* [PROBLEM TO WORK ON]: Filter the records below for the word "icon". Copy each line that holds it.

---*---

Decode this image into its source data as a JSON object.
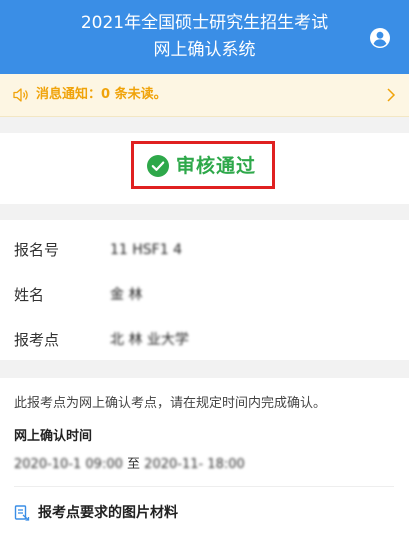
{
  "header": {
    "title_line1": "2021年全国硕士研究生招生考试",
    "title_line2": "网上确认系统",
    "user_icon": "user-circle-icon"
  },
  "notice": {
    "text": "消息通知：0 条未读。",
    "icon": "speaker-icon"
  },
  "status": {
    "text": "审核通过",
    "icon": "check-circle-icon",
    "color": "#2ea84a",
    "frame_color": "#e02020"
  },
  "info": {
    "rows": [
      {
        "label": "报名号",
        "value": "11 HSF1 4"
      },
      {
        "label": "姓名",
        "value": "金 林"
      },
      {
        "label": "报考点",
        "value": "北 林 业大学"
      }
    ]
  },
  "confirm": {
    "description": "此报考点为网上确认考点，请在规定时间内完成确认。",
    "time_title": "网上确认时间",
    "time_start": "2020-10-1 09:00",
    "time_sep": "至",
    "time_end": "2020-11- 18:00",
    "materials_label": "报考点要求的图片材料"
  },
  "colors": {
    "header_bg": "#3a8ee6",
    "notice_text": "#f0a30a"
  }
}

---*---

* [SOLVED EXERCISE]:
    "user_icon": "user-circle-icon"
    "icon": "speaker-icon"
    "icon": "check-circle-icon",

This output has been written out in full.